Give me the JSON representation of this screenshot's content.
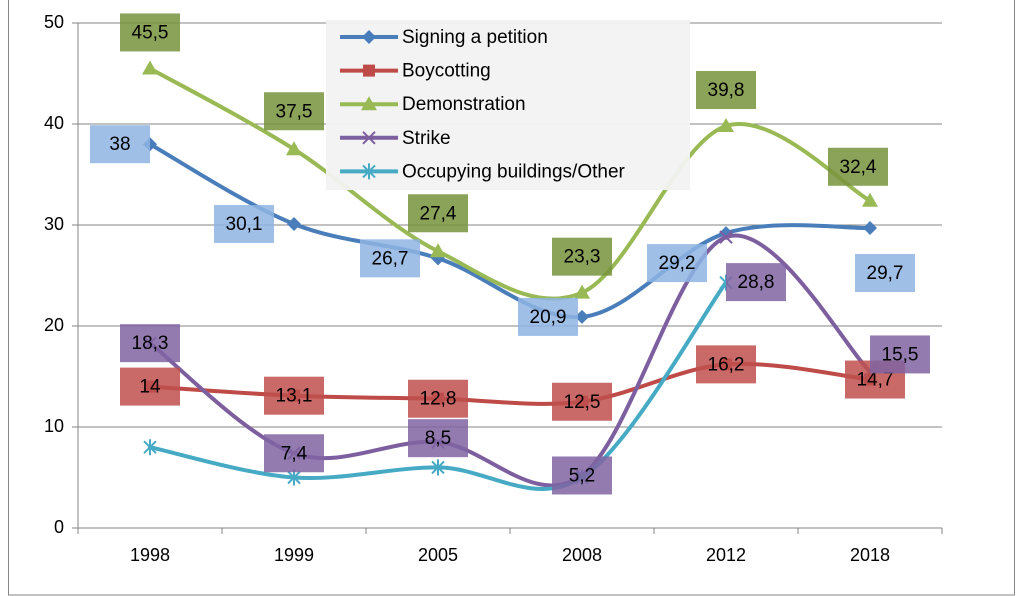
{
  "chart_data": {
    "type": "line",
    "categories": [
      "1998",
      "1999",
      "2005",
      "2008",
      "2012",
      "2018"
    ],
    "series": [
      {
        "name": "Signing a petition",
        "color": "#4a7ebb",
        "label_color": "#8eb4e3",
        "marker": "diamond",
        "values": [
          38,
          30.1,
          26.7,
          20.9,
          29.2,
          29.7
        ],
        "value_labels": [
          "38",
          "30,1",
          "26,7",
          "20,9",
          "29,2",
          "29,7"
        ]
      },
      {
        "name": "Boycotting",
        "color": "#be4b48",
        "label_color": "#c0504d",
        "marker": "square",
        "values": [
          14,
          13.1,
          12.8,
          12.5,
          16.2,
          14.7
        ],
        "value_labels": [
          "14",
          "13,1",
          "12,8",
          "12,5",
          "16,2",
          "14,7"
        ]
      },
      {
        "name": "Demonstration",
        "color": "#98b954",
        "label_color": "#77933c",
        "marker": "triangle",
        "values": [
          45.5,
          37.5,
          27.4,
          23.3,
          39.8,
          32.4
        ],
        "value_labels": [
          "45,5",
          "37,5",
          "27,4",
          "23,3",
          "39,8",
          "32,4"
        ]
      },
      {
        "name": "Strike",
        "color": "#7d5fa0",
        "label_color": "#8064a2",
        "marker": "x",
        "values": [
          18.3,
          7.4,
          8.5,
          5.2,
          28.8,
          15.5
        ],
        "value_labels": [
          "18,3",
          "7,4",
          "8,5",
          "5,2",
          "28,8",
          "15,5"
        ]
      },
      {
        "name": "Occupying buildings/Other",
        "color": "#46aac5",
        "marker": "star",
        "values": [
          8,
          5,
          6,
          5,
          24.3,
          null
        ]
      }
    ],
    "ylim": [
      0,
      50
    ],
    "yticks": [
      0,
      10,
      20,
      30,
      40,
      50
    ],
    "grid": true,
    "legend": "top",
    "smooth": true
  }
}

→ TASK TO CARRY OUT
Print out the material word for word, omitting the pictures.

→ OUTPUT
Give me the JSON representation of this screenshot's content.
{
  "chart_data": {
    "type": "line",
    "categories": [
      "1998",
      "1999",
      "2005",
      "2008",
      "2012",
      "2018"
    ],
    "series": [
      {
        "name": "Signing a petition",
        "color": "#4a7ebb",
        "label_color": "#8eb4e3",
        "marker": "diamond",
        "values": [
          38,
          30.1,
          26.7,
          20.9,
          29.2,
          29.7
        ],
        "value_labels": [
          "38",
          "30,1",
          "26,7",
          "20,9",
          "29,2",
          "29,7"
        ]
      },
      {
        "name": "Boycotting",
        "color": "#be4b48",
        "label_color": "#c0504d",
        "marker": "square",
        "values": [
          14,
          13.1,
          12.8,
          12.5,
          16.2,
          14.7
        ],
        "value_labels": [
          "14",
          "13,1",
          "12,8",
          "12,5",
          "16,2",
          "14,7"
        ]
      },
      {
        "name": "Demonstration",
        "color": "#98b954",
        "label_color": "#77933c",
        "marker": "triangle",
        "values": [
          45.5,
          37.5,
          27.4,
          23.3,
          39.8,
          32.4
        ],
        "value_labels": [
          "45,5",
          "37,5",
          "27,4",
          "23,3",
          "39,8",
          "32,4"
        ]
      },
      {
        "name": "Strike",
        "color": "#7d5fa0",
        "label_color": "#8064a2",
        "marker": "x",
        "values": [
          18.3,
          7.4,
          8.5,
          5.2,
          28.8,
          15.5
        ],
        "value_labels": [
          "18,3",
          "7,4",
          "8,5",
          "5,2",
          "28,8",
          "15,5"
        ]
      },
      {
        "name": "Occupying buildings/Other",
        "color": "#46aac5",
        "marker": "star",
        "values": [
          8,
          5,
          6,
          5,
          24.3,
          null
        ]
      }
    ],
    "ylim": [
      0,
      50
    ],
    "yticks": [
      0,
      10,
      20,
      30,
      40,
      50
    ],
    "grid": true,
    "legend": "top",
    "smooth": true
  }
}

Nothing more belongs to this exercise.